## [To be done]
Write out the entire listing below exactly as it appears, minus any pictures.

Records from a data collection:
--- START ---
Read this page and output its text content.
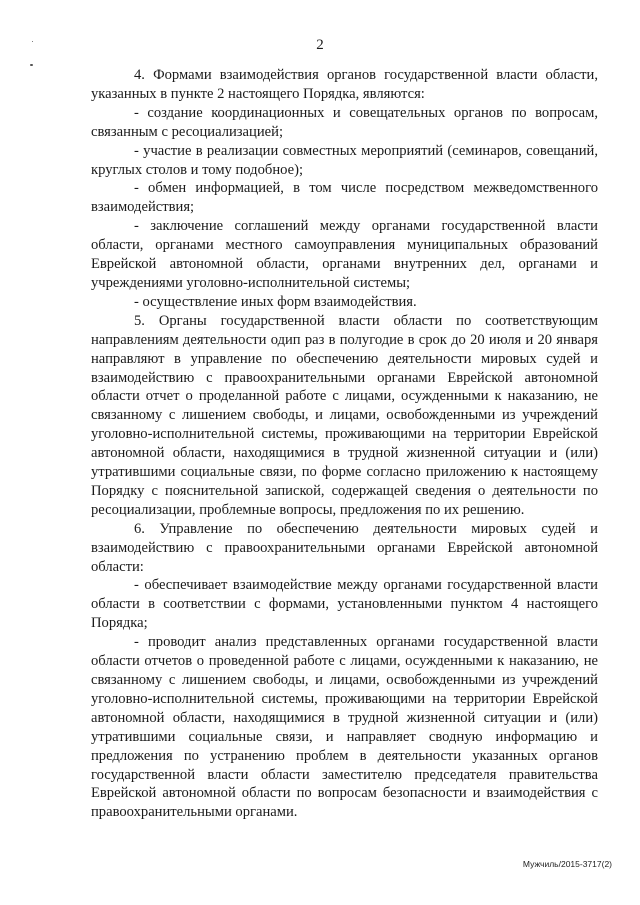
2

4. Формами взаимодействия органов государственной власти области, указанных в пункте 2 настоящего Порядка, являются:

- создание координационных и совещательных органов по вопросам, связанным с ресоциализацией;

- участие в реализации совместных мероприятий (семинаров, совещаний, круглых столов и тому подобное);

- обмен информацией, в том числе посредством межведомственного взаимодействия;

- заключение соглашений между органами государственной власти области, органами местного самоуправления муниципальных образований Еврейской автономной области, органами внутренних дел, органами и учреждениями уголовно-исполнительной системы;

- осуществление иных форм взаимодействия.

5. Органы государственной власти области по соответствующим направлениям деятельности одип раз в полугодие в срок до 20 июля и 20 января направляют в управление по обеспечению деятельности мировых судей и взаимодействию с правоохранительными органами Еврейской автономной области отчет о проделанной работе с лицами, осужденными к наказанию, не связанному с лишением свободы, и лицами, освобожденными из учреждений уголовно-исполнительной системы, проживающими на территории Еврейской автономной области, находящимися в трудной жизненной ситуации и (или) утратившими социальные связи, по форме согласно приложению к настоящему Порядку с пояснительной запиской, содержащей сведения о деятельности по ресоциализации, проблемные вопросы, предложения по их решению.

6. Управление по обеспечению деятельности мировых судей и взаимодействию с правоохранительными органами Еврейской автономной области:

- обеспечивает взаимодействие между органами государственной власти области в соответствии с формами, установленными пунктом 4 настоящего Порядка;

- проводит анализ представленных органами государственной власти области отчетов о проведенной работе с лицами, осужденными к наказанию, не связанному с лишением свободы, и лицами, освобожденными из учреждений уголовно-исполнительной системы, проживающими на территории Еврейской автономной области, находящимися в трудной жизненной ситуации и (или) утратившими социальные связи, и направляет сводную информацию и предложения по устранению проблем в деятельности указанных органов государственной власти области заместителю председателя правительства Еврейской автономной области по вопросам безопасности и взаимодействия с правоохранительными органами.

Мужчиль/2015-3717(2)
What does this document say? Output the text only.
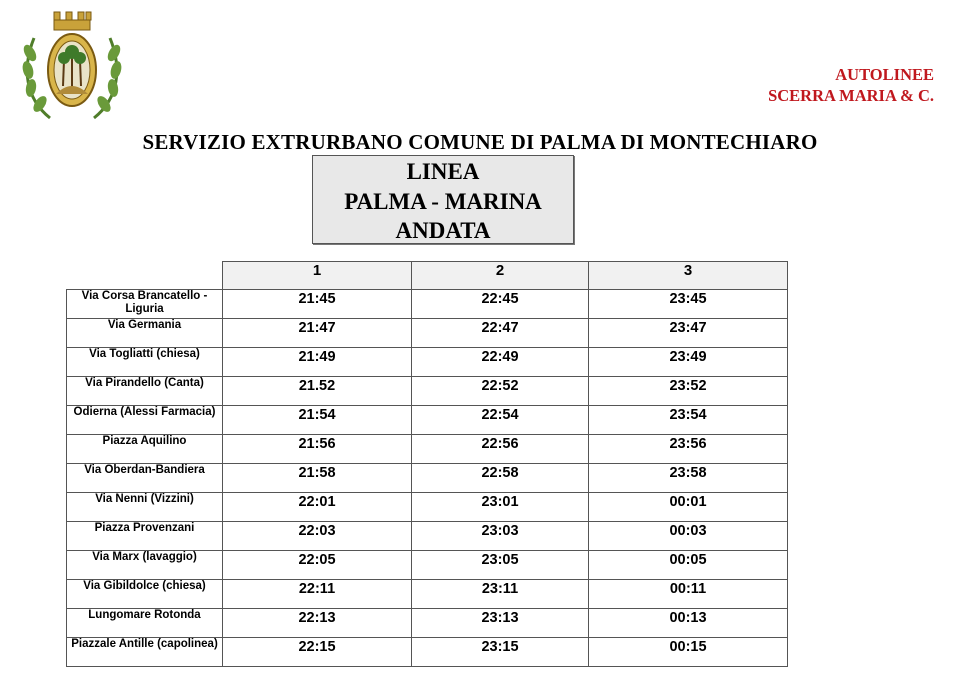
AUTOLINEE
SCERRA MARIA & C.
SERVIZIO EXTRURBANO COMUNE DI PALMA DI MONTECHIARO
LINEA
PALMA - MARINA
ANDATA
	1	2	3
Via Corsa Brancatello - Liguria	21:45	22:45	23:45
Via Germania	21:47	22:47	23:47
Via Togliatti (chiesa)	21:49	22:49	23:49
Via Pirandello (Canta)	21.52	22:52	23:52
Odierna (Alessi Farmacia)	21:54	22:54	23:54
Piazza Aquilino	21:56	22:56	23:56
Via Oberdan-Bandiera	21:58	22:58	23:58
Via Nenni (Vizzini)	22:01	23:01	00:01
Piazza Provenzani	22:03	23:03	00:03
Via Marx (lavaggio)	22:05	23:05	00:05
Via Gibildolce (chiesa)	22:11	23:11	00:11
Lungomare Rotonda	22:13	23:13	00:13
Piazzale Antille (capolinea)	22:15	23:15	00:15
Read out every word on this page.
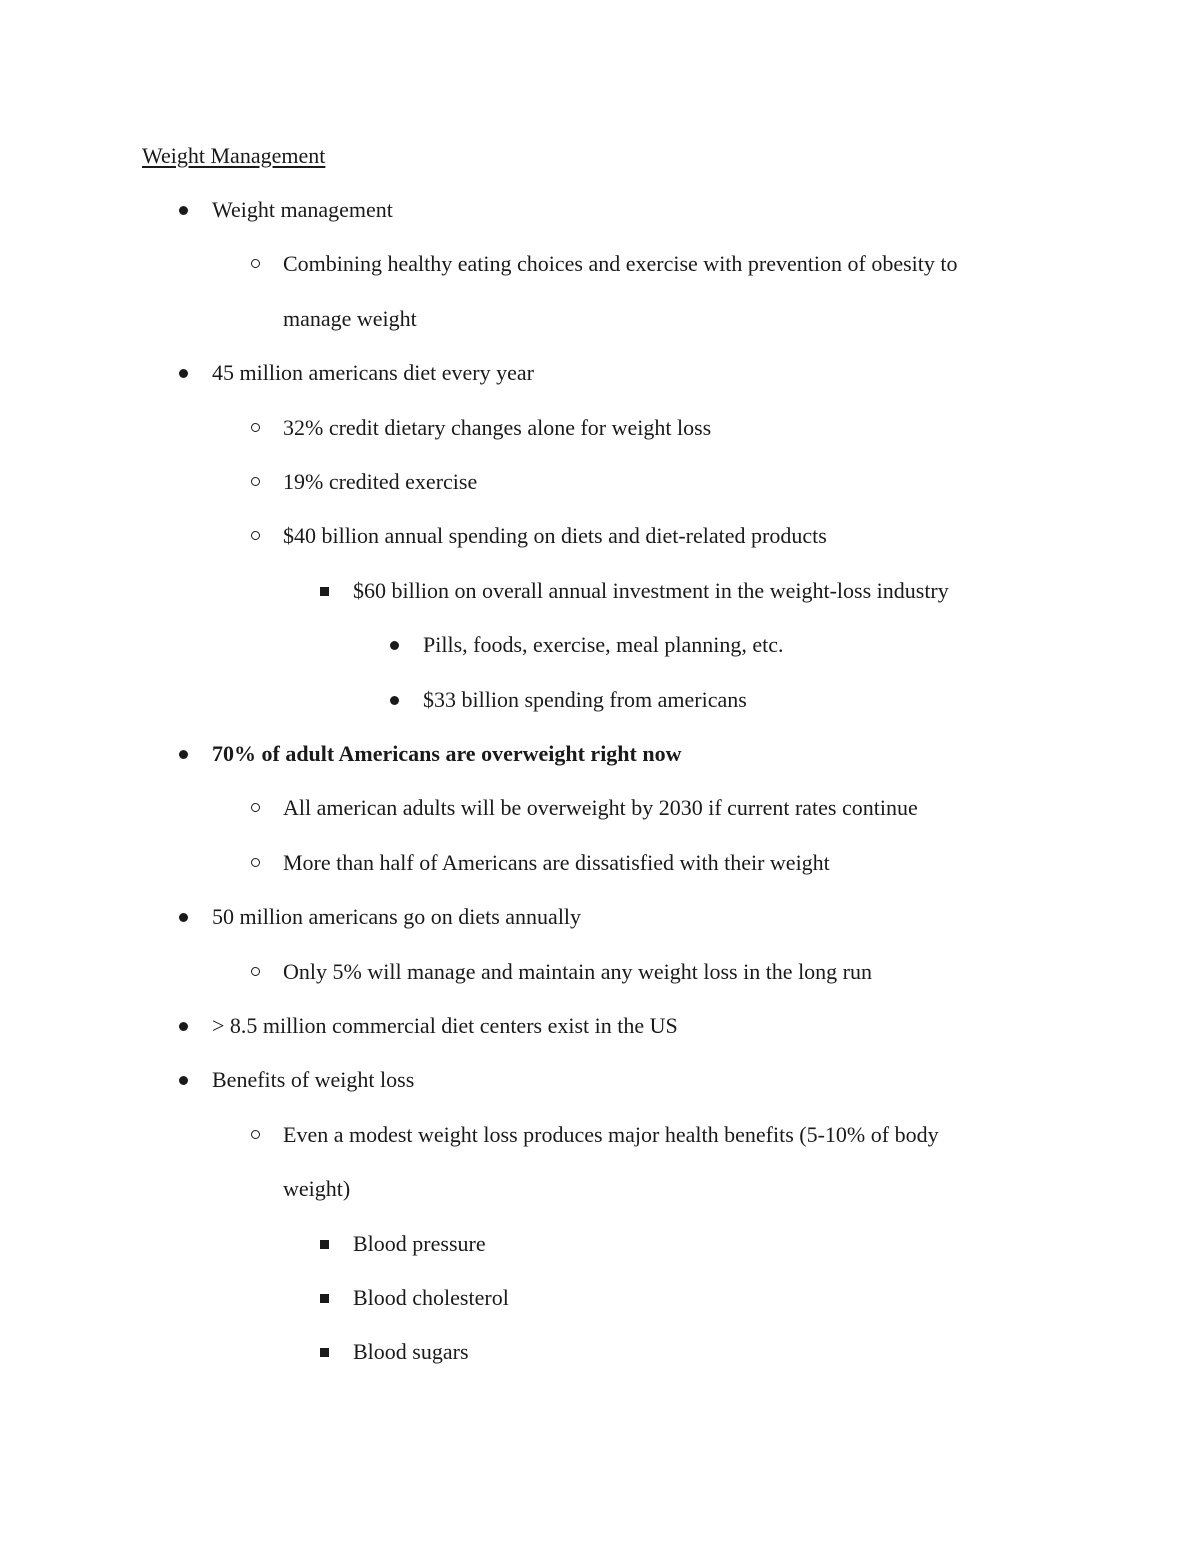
Weight Management
Weight management
Combining healthy eating choices and exercise with prevention of obesity to
manage weight
45 million americans diet every year
32% credit dietary changes alone for weight loss
19% credited exercise
$40 billion annual spending on diets and diet-related products
$60 billion on overall annual investment in the weight-loss industry
Pills, foods, exercise, meal planning, etc.
$33 billion spending from americans
70% of adult Americans are overweight right now
All american adults will be overweight by 2030 if current rates continue
More than half of Americans are dissatisfied with their weight
50 million americans go on diets annually
Only 5% will manage and maintain any weight loss in the long run
> 8.5 million commercial diet centers exist in the US
Benefits of weight loss
Even a modest weight loss produces major health benefits (5-10% of body
weight)
Blood pressure
Blood cholesterol
Blood sugars
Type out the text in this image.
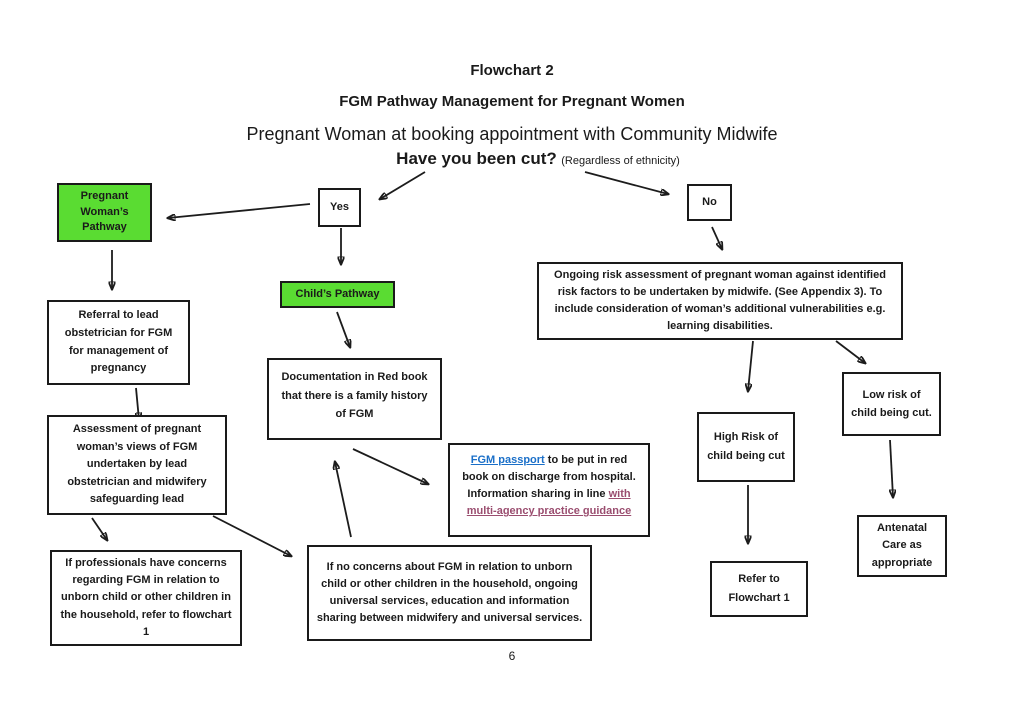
Flowchart 2
FGM Pathway Management for Pregnant Women
Pregnant Woman at booking appointment with Community Midwife
Have you been cut? (Regardless of ethnicity)
Pregnant Woman’s Pathway
Yes	No
Child’s Pathway
Ongoing risk assessment of pregnant woman against identified risk factors to be undertaken by midwife. (See Appendix 3). To include consideration of woman’s additional vulnerabilities e.g. learning disabilities.
Referral to lead obstetrician for FGM for management of pregnancy
Documentation in Red book that there is a family history of FGM
Assessment of pregnant woman’s views of FGM undertaken by lead obstetrician and midwifery safeguarding lead
FGM passport to be put in red book on discharge from hospital. Information sharing in line with multi-agency practice guidance
If professionals have concerns regarding FGM in relation to unborn child or other children in the household, refer to flowchart 1
If no concerns about FGM in relation to unborn child or other children in the household, ongoing universal services, education and information sharing between midwifery and universal services.
High Risk of child being cut
Low risk of child being cut.
Refer to Flowchart 1
Antenatal Care as appropriate
6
--- END ---
## [Result for this exercise]
Read this page and output its text content.
2

4. Формами взаимодействия органов государственной власти области, указанных в пункте 2 настоящего Порядка, являются:

- создание координационных и совещательных органов по вопросам, связанным с ресоциализацией;

- участие в реализации совместных мероприятий (семинаров, совещаний, круглых столов и тому подобное);

- обмен информацией, в том числе посредством межведомственного взаимодействия;

- заключение соглашений между органами государственной власти области, органами местного самоуправления муниципальных образований Еврейской автономной области, органами внутренних дел, органами и учреждениями уголовно-исполнительной системы;

- осуществление иных форм взаимодействия.

5. Органы государственной власти области по соответствующим направлениям деятельности одип раз в полугодие в срок до 20 июля и 20 января направляют в управление по обеспечению деятельности мировых судей и взаимодействию с правоохранительными органами Еврейской автономной области отчет о проделанной работе с лицами, осужденными к наказанию, не связанному с лишением свободы, и лицами, освобожденными из учреждений уголовно-исполнительной системы, проживающими на территории Еврейской автономной области, находящимися в трудной жизненной ситуации и (или) утратившими социальные связи, по форме согласно приложению к настоящему Порядку с пояснительной запиской, содержащей сведения о деятельности по ресоциализации, проблемные вопросы, предложения по их решению.

6. Управление по обеспечению деятельности мировых судей и взаимодействию с правоохранительными органами Еврейской автономной области:

- обеспечивает взаимодействие между органами государственной власти области в соответствии с формами, установленными пунктом 4 настоящего Порядка;

- проводит анализ представленных органами государственной власти области отчетов о проведенной работе с лицами, осужденными к наказанию, не связанному с лишением свободы, и лицами, освобожденными из учреждений уголовно-исполнительной системы, проживающими на территории Еврейской автономной области, находящимися в трудной жизненной ситуации и (или) утратившими социальные связи, и направляет сводную информацию и предложения по устранению проблем в деятельности указанных органов государственной власти области заместителю председателя правительства Еврейской автономной области по вопросам безопасности и взаимодействия с правоохранительными органами.

Мужчиль/2015-3717(2)
What does this document say? Output the text only.
AUTOLINEE
SCERRA MARIA & C.
SERVIZIO EXTRURBANO COMUNE DI PALMA DI MONTECHIARO
LINEA
PALMA - MARINA
ANDATA
	1	2	3
Via Corsa Brancatello - Liguria	21:45	22:45	23:45
Via Germania	21:47	22:47	23:47
Via Togliatti (chiesa)	21:49	22:49	23:49
Via Pirandello (Canta)	21.52	22:52	23:52
Odierna (Alessi Farmacia)	21:54	22:54	23:54
Piazza Aquilino	21:56	22:56	23:56
Via Oberdan-Bandiera	21:58	22:58	23:58
Via Nenni (Vizzini)	22:01	23:01	00:01
Piazza Provenzani	22:03	23:03	00:03
Via Marx (lavaggio)	22:05	23:05	00:05
Via Gibildolce (chiesa)	22:11	23:11	00:11
Lungomare Rotonda	22:13	23:13	00:13
Piazzale Antille (capolinea)	22:15	23:15	00:15
Read out every word on this page.
Weight Management
Weight management
Combining healthy eating choices and exercise with prevention of obesity to
manage weight
45 million americans diet every year
32% credit dietary changes alone for weight loss
19% credited exercise
$40 billion annual spending on diets and diet-related products
$60 billion on overall annual investment in the weight-loss industry
Pills, foods, exercise, meal planning, etc.
$33 billion spending from americans
70% of adult Americans are overweight right now
All american adults will be overweight by 2030 if current rates continue
More than half of Americans are dissatisfied with their weight
50 million americans go on diets annually
Only 5% will manage and maintain any weight loss in the long run
> 8.5 million commercial diet centers exist in the US
Benefits of weight loss
Even a modest weight loss produces major health benefits (5-10% of body
weight)
Blood pressure
Blood cholesterol
Blood sugars
Type out the text in this image.
Flowchart 2
FGM Pathway Management for Pregnant Women
Pregnant Woman at booking appointment with Community Midwife
Have you been cut? (Regardless of ethnicity)
Pregnant Woman’s Pathway
Yes	No
Child’s Pathway
Ongoing risk assessment of pregnant woman against identified risk factors to be undertaken by midwife. (See Appendix 3). To include consideration of woman’s additional vulnerabilities e.g. learning disabilities.
Referral to lead obstetrician for FGM for management of pregnancy
Documentation in Red book that there is a family history of FGM
Assessment of pregnant woman’s views of FGM undertaken by lead obstetrician and midwifery safeguarding lead
FGM passport to be put in red book on discharge from hospital. Information sharing in line with multi-agency practice guidance
If professionals have concerns regarding FGM in relation to unborn child or other children in the household, refer to flowchart 1
If no concerns about FGM in relation to unborn child or other children in the household, ongoing universal services, education and information sharing between midwifery and universal services.
High Risk of child being cut
Low risk of child being cut.
Refer to Flowchart 1
Antenatal Care as appropriate
6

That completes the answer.